### SET EXERCISE
Comb through the entries for "Aufbocken" and pull out each line that holds it.

════

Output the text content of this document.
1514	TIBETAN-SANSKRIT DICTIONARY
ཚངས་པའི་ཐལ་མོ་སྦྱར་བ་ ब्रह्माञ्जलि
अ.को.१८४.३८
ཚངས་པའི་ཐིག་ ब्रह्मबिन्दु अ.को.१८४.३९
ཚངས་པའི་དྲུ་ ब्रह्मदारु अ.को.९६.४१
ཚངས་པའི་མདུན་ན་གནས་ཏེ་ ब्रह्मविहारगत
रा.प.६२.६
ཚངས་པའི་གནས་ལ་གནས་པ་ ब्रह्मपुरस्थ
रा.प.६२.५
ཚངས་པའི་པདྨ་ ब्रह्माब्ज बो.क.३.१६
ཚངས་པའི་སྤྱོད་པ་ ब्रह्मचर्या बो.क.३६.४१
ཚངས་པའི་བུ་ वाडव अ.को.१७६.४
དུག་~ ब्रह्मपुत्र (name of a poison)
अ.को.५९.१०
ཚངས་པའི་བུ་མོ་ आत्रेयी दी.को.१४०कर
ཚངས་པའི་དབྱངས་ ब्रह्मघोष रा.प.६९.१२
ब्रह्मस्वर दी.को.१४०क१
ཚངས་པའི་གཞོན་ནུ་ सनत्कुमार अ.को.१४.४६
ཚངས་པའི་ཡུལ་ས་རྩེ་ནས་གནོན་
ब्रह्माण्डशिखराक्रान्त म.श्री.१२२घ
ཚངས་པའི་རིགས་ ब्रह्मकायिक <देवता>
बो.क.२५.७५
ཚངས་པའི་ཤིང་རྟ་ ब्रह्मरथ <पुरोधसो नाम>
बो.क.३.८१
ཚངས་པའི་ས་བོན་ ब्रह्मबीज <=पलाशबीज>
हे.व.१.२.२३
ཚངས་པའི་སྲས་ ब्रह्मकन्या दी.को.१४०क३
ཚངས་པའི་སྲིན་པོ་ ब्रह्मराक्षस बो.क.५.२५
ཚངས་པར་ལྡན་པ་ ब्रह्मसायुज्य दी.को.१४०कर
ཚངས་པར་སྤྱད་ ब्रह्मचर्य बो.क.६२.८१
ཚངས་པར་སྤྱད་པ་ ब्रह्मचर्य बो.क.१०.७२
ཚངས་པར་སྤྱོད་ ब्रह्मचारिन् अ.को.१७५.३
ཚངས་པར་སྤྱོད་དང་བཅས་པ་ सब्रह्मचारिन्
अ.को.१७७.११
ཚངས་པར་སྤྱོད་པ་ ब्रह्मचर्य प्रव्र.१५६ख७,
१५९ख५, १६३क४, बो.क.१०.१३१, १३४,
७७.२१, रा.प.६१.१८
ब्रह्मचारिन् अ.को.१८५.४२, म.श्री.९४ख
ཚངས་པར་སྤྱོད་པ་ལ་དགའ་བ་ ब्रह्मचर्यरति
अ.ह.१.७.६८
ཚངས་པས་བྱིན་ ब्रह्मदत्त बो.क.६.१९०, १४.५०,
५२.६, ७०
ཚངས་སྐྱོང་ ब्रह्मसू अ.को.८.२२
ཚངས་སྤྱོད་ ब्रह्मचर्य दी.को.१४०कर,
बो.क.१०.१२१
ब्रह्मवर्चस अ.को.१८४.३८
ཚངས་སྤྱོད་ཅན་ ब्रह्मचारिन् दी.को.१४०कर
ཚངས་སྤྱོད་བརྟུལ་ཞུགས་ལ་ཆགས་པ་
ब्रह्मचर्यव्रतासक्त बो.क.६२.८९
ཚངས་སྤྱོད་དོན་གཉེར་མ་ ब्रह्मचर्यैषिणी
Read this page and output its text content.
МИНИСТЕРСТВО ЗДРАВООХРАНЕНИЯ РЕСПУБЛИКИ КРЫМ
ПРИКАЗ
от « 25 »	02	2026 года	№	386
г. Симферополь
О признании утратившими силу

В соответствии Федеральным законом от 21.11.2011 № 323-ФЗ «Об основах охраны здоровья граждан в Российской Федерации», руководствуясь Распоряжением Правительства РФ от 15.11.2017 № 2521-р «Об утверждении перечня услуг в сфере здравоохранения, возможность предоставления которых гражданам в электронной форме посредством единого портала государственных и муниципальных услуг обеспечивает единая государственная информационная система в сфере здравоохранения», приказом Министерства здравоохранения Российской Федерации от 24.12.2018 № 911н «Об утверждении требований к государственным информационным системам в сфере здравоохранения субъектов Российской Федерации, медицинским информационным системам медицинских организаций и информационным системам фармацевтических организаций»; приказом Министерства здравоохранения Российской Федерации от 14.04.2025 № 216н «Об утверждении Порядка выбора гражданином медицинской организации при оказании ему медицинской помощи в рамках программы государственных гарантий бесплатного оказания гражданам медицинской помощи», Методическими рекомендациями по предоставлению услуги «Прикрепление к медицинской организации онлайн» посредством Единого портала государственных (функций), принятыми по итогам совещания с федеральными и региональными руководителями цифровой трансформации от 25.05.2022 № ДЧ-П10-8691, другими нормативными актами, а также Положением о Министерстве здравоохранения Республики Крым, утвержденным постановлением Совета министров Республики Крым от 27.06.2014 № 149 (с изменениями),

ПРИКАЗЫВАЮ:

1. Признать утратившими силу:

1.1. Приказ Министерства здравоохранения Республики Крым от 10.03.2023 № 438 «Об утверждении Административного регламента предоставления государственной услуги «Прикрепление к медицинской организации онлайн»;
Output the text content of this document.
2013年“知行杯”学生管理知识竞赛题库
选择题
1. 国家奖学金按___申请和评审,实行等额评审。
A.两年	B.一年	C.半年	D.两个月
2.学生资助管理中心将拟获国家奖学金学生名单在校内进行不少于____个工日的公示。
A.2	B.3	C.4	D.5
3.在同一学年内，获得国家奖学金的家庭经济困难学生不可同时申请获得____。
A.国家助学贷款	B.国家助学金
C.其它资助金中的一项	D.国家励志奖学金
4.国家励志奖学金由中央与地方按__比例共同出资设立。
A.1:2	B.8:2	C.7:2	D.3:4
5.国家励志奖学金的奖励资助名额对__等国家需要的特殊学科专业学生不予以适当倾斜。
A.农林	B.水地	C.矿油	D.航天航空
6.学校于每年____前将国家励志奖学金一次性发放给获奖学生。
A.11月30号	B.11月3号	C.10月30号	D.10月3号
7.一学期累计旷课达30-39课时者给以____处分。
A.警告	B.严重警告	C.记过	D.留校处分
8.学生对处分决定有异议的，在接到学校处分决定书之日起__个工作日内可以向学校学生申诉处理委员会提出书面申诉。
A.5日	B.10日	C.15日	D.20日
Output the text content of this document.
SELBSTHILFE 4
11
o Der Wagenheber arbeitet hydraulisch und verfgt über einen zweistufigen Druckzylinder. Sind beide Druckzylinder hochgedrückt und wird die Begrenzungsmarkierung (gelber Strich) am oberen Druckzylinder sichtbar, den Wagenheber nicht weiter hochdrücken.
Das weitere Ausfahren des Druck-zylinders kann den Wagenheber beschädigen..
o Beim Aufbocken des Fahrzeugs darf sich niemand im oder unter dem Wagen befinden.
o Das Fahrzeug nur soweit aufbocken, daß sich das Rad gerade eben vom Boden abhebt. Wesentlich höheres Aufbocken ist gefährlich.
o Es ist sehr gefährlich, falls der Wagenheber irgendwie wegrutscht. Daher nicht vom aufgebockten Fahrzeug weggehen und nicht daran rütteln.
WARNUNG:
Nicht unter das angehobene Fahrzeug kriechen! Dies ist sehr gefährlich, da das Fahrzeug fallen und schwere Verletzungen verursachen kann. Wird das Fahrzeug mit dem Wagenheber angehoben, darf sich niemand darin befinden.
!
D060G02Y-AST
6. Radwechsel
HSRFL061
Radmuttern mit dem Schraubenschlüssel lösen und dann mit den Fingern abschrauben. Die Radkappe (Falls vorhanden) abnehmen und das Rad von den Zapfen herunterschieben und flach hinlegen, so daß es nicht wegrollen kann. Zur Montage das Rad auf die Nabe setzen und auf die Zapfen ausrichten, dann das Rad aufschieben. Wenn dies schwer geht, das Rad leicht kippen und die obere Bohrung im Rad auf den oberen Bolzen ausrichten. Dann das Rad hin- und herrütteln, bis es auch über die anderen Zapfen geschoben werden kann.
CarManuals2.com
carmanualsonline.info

════

### RESPONSE FOR THIS EXERCISE
o Beim Aufbocken des Fahrzeugs darf sich niemand im oder unter dem Wagen befinden.
o Das Fahrzeug nur soweit aufbocken, daß sich das Rad gerade eben vom Boden abhebt. Wesentlich höheres Aufbocken ist gefährlich.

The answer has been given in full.